# TASK PROMPT
Look for "Рабочий" in each line of the entries, and return the matching lines.

----- RECORDS FOR THE EXERCISE

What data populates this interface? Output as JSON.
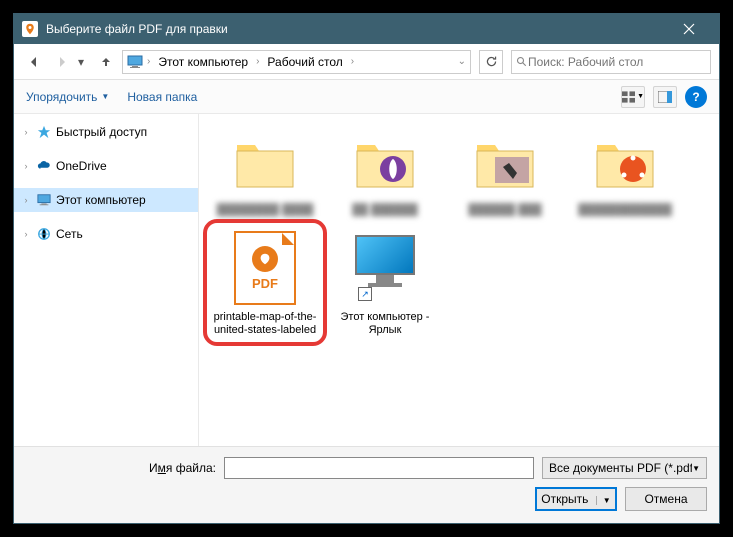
{
  "titlebar": {
    "title": "Выберите файл PDF для правки"
  },
  "breadcrumb": {
    "items": [
      "Этот компьютер",
      "Рабочий стол"
    ]
  },
  "search": {
    "placeholder": "Поиск: Рабочий стол"
  },
  "toolbar": {
    "organize": "Упорядочить",
    "newfolder": "Новая папка"
  },
  "tree": {
    "quick": "Быстрый доступ",
    "onedrive": "OneDrive",
    "thispc": "Этот компьютер",
    "network": "Сеть"
  },
  "content": {
    "pdf_label": "printable-map-of-the-united-states-labeled",
    "pc_label": "Этот компьютер - Ярлык",
    "pdf_badge": "PDF"
  },
  "footer": {
    "fname_label_pre": "И",
    "fname_label_u": "м",
    "fname_label_post": "я файла:",
    "filter": "Все документы PDF (*.pdf, *.pc",
    "open": "Открыть",
    "cancel": "Отмена"
  }
}
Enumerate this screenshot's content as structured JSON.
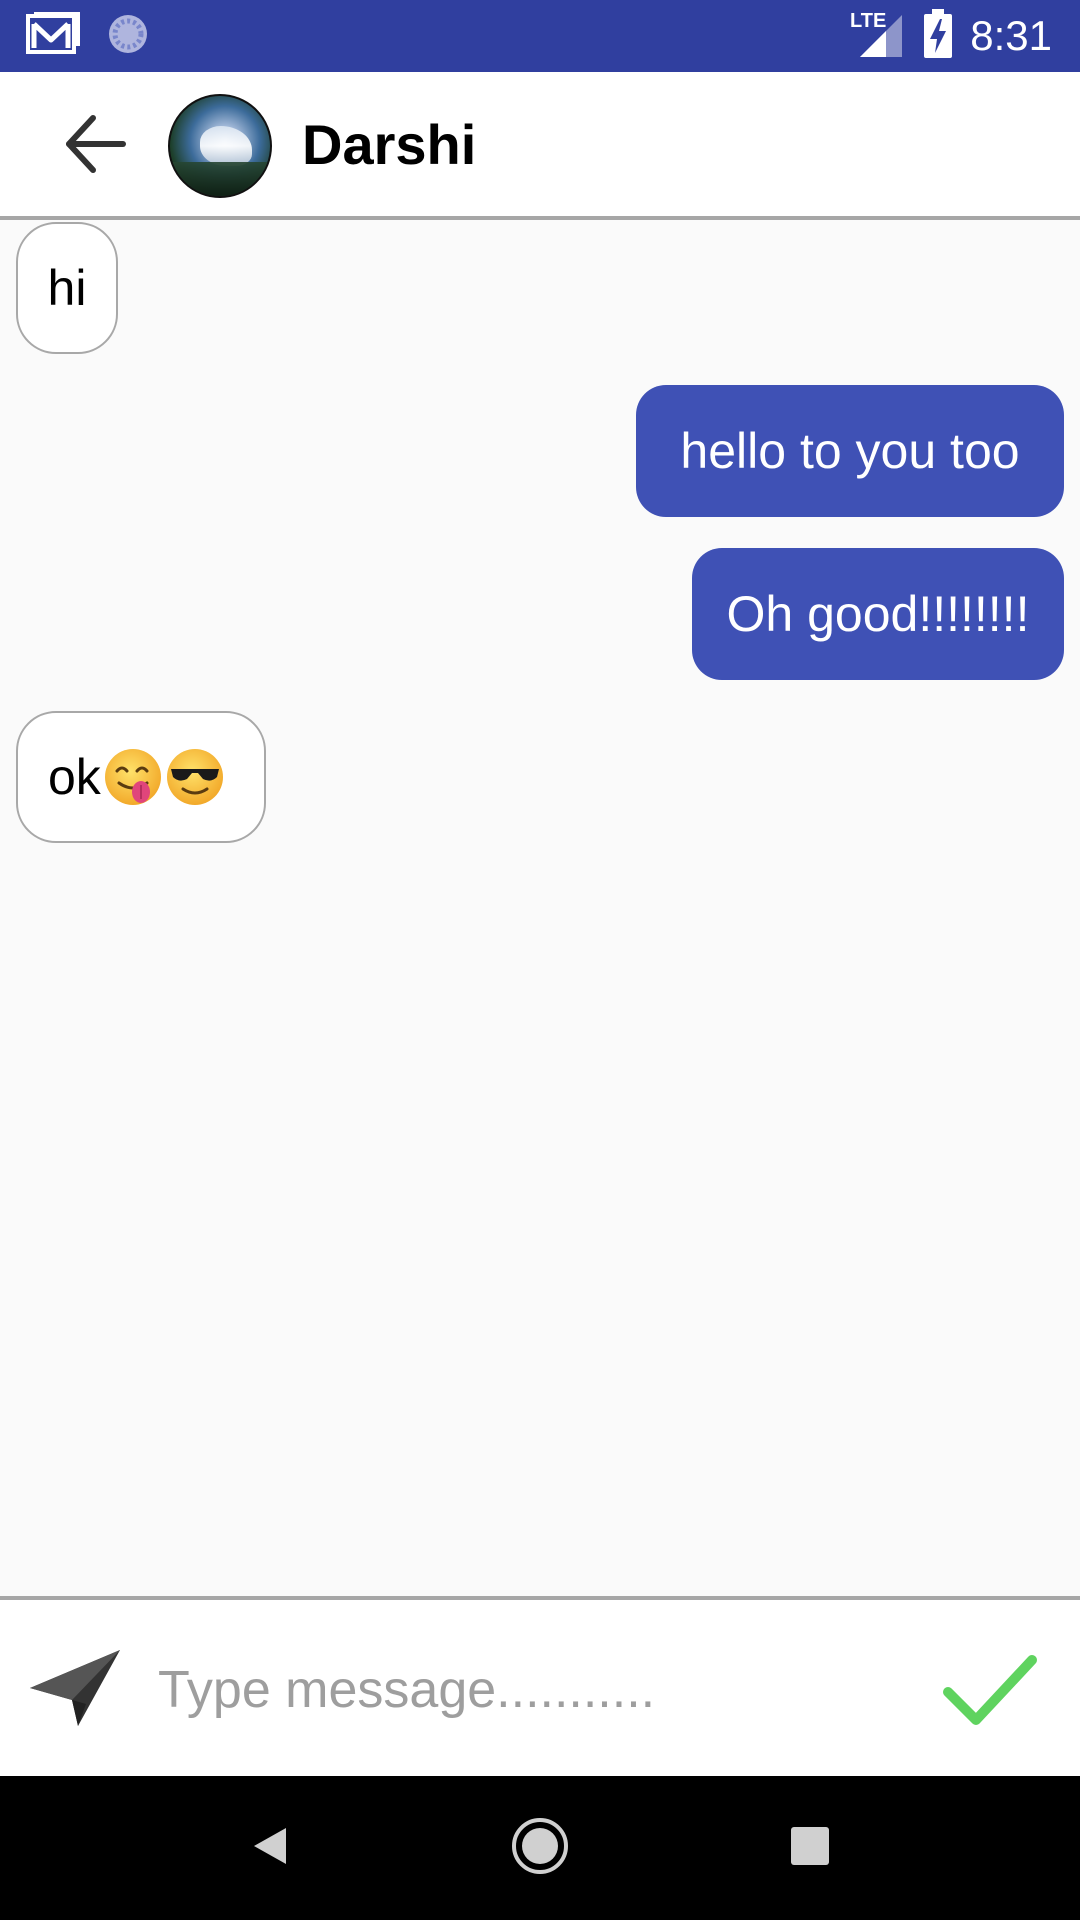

----------

# FINAL RESULT
      "Рабочий стол"
    "placeholder": "Поиск: Рабочий стол"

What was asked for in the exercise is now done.